* _Requirement_:
Copy out each line of the data holding "RMSE".

____

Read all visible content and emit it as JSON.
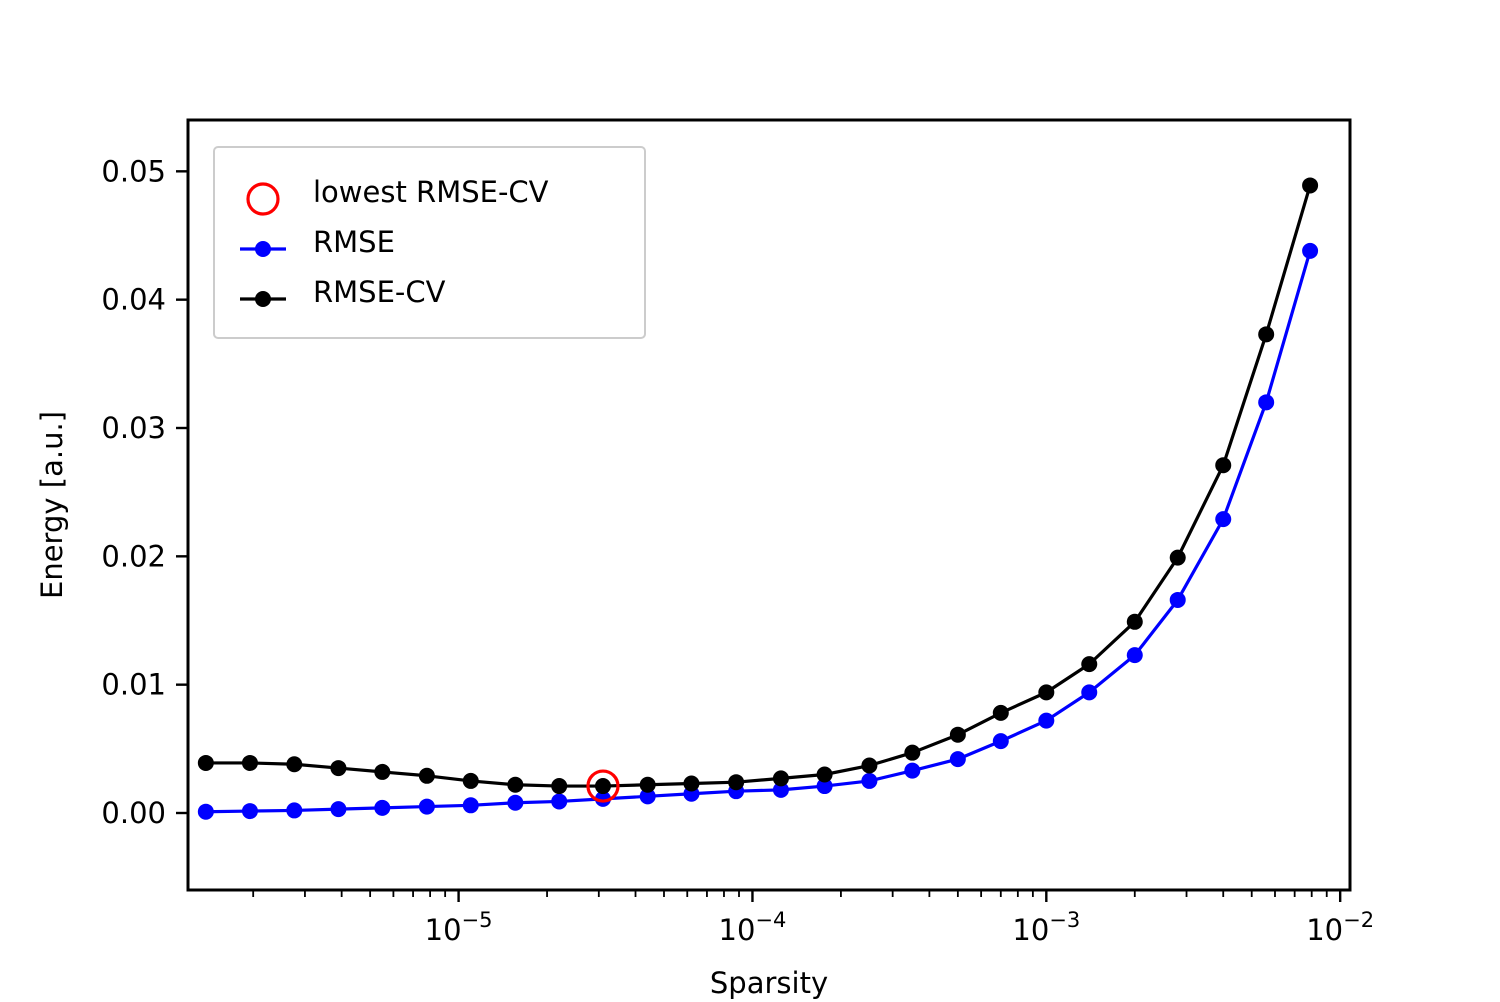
{
  "chart_data": {
    "type": "line",
    "xlabel": "Sparsity",
    "ylabel": "Energy [a.u.]",
    "xscale": "log",
    "xlim": [
      1.2e-06,
      0.0108
    ],
    "ylim": [
      -0.006,
      0.054
    ],
    "x_ticks": [
      {
        "value": 1e-05,
        "base": "10",
        "exp": "−5"
      },
      {
        "value": 0.0001,
        "base": "10",
        "exp": "−4"
      },
      {
        "value": 0.001,
        "base": "10",
        "exp": "−3"
      },
      {
        "value": 0.01,
        "base": "10",
        "exp": "−2"
      }
    ],
    "y_ticks": [
      {
        "value": 0.0,
        "label": "0.00"
      },
      {
        "value": 0.01,
        "label": "0.01"
      },
      {
        "value": 0.02,
        "label": "0.02"
      },
      {
        "value": 0.03,
        "label": "0.03"
      },
      {
        "value": 0.04,
        "label": "0.04"
      },
      {
        "value": 0.05,
        "label": "0.05"
      }
    ],
    "legend_position": "top-left",
    "grid": false,
    "x": [
      1.38e-06,
      1.95e-06,
      2.76e-06,
      3.9e-06,
      5.5e-06,
      7.8e-06,
      1.1e-05,
      1.56e-05,
      2.2e-05,
      3.1e-05,
      4.4e-05,
      6.2e-05,
      8.8e-05,
      0.000125,
      0.000176,
      0.00025,
      0.00035,
      0.0005,
      0.0007,
      0.001,
      0.0014,
      0.002,
      0.0028,
      0.004,
      0.0056,
      0.0079
    ],
    "series": [
      {
        "name": "RMSE",
        "color": "#0000ff",
        "values": [
          0.0001,
          0.00015,
          0.0002,
          0.0003,
          0.0004,
          0.0005,
          0.0006,
          0.0008,
          0.0009,
          0.0011,
          0.0013,
          0.0015,
          0.0017,
          0.0018,
          0.0021,
          0.0025,
          0.0033,
          0.0042,
          0.0056,
          0.0072,
          0.0094,
          0.0123,
          0.0166,
          0.0229,
          0.032,
          0.0438
        ]
      },
      {
        "name": "RMSE-CV",
        "color": "#000000",
        "values": [
          0.0039,
          0.0039,
          0.0038,
          0.0035,
          0.0032,
          0.0029,
          0.0025,
          0.0022,
          0.0021,
          0.0021,
          0.0022,
          0.0023,
          0.0024,
          0.0027,
          0.003,
          0.0037,
          0.0047,
          0.0061,
          0.0078,
          0.0094,
          0.0116,
          0.0149,
          0.0199,
          0.0271,
          0.0373,
          0.0489
        ]
      }
    ],
    "highlight": {
      "name": "lowest RMSE-CV",
      "color": "#ff0000",
      "x": 3.1e-05,
      "y": 0.0021
    },
    "legend": [
      {
        "label": "lowest RMSE-CV",
        "kind": "circle",
        "color": "#ff0000"
      },
      {
        "label": "RMSE",
        "kind": "line",
        "color": "#0000ff"
      },
      {
        "label": "RMSE-CV",
        "kind": "line",
        "color": "#000000"
      }
    ]
  }
}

____

* _Task output_:
        "name": "RMSE",
        "name": "RMSE-CV",
      "name": "lowest RMSE-CV",
        "label": "lowest RMSE-CV",
        "label": "RMSE",
        "label": "RMSE-CV",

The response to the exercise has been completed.